§ **What the task requires**:
Read the material below. Count the lines containing "JSON" and give that count alone.

* * * *

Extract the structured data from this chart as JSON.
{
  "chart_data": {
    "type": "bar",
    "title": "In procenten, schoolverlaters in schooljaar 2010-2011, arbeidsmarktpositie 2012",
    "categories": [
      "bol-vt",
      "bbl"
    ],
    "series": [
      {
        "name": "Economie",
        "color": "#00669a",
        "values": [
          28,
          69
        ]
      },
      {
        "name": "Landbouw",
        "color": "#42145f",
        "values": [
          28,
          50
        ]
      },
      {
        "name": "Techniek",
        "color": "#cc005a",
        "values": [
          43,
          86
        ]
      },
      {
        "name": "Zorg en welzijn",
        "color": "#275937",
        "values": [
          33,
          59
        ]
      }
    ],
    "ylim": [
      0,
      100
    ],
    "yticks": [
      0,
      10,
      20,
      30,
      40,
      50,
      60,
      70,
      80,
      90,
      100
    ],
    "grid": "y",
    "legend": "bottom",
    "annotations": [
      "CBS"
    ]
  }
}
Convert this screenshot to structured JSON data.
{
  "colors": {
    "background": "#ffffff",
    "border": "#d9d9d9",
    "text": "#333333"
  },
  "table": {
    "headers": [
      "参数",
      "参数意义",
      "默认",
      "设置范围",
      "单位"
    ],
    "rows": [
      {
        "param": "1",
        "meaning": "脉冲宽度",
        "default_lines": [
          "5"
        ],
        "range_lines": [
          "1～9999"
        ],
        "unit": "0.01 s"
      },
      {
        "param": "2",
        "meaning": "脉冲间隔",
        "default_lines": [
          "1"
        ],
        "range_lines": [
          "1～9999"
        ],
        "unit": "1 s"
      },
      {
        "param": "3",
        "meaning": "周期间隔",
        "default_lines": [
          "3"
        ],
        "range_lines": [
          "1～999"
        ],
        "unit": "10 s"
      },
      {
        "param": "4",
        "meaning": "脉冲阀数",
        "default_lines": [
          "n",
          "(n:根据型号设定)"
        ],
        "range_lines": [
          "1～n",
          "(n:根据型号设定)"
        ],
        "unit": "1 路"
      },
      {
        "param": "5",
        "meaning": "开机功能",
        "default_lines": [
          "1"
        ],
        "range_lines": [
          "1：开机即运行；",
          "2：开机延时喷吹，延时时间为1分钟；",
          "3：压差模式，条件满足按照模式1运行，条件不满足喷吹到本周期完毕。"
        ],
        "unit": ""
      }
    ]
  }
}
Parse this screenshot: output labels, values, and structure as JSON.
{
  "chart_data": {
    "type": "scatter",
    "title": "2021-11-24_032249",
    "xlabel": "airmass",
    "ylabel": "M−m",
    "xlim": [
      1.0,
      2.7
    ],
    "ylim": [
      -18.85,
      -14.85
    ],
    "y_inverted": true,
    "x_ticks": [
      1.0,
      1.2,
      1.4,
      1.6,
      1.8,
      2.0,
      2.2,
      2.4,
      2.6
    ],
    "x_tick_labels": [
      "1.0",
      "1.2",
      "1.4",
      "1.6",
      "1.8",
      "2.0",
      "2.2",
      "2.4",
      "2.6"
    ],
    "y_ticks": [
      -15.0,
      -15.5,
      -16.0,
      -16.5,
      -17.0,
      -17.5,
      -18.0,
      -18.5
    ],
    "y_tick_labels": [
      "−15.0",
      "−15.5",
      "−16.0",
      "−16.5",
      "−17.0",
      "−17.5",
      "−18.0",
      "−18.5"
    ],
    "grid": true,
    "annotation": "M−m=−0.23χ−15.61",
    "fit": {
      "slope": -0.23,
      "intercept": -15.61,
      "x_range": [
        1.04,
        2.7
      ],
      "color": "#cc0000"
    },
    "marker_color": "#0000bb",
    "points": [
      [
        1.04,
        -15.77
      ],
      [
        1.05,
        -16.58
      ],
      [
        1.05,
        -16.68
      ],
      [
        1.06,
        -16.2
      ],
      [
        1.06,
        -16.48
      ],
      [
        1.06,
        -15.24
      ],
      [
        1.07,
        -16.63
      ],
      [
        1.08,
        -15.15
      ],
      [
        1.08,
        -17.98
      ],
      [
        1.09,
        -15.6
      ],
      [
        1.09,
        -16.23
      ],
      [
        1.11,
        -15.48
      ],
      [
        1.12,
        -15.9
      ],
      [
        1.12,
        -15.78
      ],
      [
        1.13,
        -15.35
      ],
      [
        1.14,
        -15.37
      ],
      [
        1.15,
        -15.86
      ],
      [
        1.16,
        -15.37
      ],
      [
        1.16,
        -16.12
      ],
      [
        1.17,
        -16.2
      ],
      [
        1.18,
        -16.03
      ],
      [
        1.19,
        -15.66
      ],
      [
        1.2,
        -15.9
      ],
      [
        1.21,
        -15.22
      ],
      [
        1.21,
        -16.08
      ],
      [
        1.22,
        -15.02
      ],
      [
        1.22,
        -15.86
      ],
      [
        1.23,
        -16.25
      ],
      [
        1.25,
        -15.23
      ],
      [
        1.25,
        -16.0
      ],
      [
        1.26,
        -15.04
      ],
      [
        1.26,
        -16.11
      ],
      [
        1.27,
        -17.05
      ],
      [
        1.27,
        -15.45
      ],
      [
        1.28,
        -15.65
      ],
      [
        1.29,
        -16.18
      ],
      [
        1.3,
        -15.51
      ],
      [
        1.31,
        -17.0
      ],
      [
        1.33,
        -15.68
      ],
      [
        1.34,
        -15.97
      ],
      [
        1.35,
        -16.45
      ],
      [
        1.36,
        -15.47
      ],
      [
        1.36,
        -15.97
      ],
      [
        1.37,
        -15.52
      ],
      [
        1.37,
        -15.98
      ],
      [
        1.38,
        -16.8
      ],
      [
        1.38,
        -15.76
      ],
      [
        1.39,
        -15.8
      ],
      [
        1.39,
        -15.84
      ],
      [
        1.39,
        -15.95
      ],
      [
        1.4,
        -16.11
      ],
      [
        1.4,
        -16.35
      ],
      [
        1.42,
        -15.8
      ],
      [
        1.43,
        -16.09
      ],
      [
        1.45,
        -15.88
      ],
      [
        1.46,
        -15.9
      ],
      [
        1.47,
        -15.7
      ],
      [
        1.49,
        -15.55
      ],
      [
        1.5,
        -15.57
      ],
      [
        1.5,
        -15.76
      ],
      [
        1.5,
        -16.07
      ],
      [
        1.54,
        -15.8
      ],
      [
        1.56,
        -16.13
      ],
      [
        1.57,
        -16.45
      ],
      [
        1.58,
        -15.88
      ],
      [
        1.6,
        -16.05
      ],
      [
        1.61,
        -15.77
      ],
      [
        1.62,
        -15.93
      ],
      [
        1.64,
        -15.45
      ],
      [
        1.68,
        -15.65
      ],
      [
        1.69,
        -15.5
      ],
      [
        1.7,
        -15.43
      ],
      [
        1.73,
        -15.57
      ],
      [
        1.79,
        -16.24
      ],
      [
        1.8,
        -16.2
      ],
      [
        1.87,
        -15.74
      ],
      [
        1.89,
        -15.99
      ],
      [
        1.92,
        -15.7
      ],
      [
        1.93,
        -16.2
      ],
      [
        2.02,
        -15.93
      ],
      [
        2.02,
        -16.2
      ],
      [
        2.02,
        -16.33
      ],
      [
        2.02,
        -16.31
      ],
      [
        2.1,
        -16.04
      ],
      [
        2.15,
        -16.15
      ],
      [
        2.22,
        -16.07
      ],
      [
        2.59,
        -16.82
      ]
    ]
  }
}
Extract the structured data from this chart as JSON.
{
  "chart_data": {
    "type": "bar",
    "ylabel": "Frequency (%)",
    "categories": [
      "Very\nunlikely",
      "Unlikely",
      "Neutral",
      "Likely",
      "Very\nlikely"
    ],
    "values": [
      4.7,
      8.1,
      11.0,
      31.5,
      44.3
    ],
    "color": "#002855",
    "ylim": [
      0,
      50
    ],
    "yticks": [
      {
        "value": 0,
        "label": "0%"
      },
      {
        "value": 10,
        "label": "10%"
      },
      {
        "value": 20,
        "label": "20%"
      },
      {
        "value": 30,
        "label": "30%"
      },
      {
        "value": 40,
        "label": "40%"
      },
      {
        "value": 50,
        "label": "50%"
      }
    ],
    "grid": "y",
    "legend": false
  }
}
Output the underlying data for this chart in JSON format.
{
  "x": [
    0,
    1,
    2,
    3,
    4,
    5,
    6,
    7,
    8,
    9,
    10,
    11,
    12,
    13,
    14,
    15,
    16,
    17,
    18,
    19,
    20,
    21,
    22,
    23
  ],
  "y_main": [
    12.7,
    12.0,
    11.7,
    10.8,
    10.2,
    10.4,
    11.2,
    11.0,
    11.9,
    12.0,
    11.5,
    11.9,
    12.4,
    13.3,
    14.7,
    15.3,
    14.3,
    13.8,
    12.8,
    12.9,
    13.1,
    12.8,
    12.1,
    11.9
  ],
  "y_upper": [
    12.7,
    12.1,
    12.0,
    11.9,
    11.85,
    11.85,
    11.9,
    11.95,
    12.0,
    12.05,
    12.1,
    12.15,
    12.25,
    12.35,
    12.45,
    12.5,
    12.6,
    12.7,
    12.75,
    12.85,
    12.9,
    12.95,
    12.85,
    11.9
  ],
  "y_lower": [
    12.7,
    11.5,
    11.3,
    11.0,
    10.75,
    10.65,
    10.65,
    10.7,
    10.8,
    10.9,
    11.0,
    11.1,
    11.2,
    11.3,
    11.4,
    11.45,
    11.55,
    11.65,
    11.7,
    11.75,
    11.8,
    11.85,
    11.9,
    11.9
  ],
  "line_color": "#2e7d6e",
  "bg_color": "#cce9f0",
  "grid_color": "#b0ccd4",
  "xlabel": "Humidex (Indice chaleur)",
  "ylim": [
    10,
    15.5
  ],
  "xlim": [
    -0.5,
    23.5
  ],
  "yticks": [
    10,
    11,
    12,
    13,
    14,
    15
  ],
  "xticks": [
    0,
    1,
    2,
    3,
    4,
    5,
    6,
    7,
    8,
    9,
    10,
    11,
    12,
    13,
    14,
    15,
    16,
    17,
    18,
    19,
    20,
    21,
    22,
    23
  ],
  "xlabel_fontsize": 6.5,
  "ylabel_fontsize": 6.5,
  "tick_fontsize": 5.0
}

* * * *

§ **Exercise answer**:
5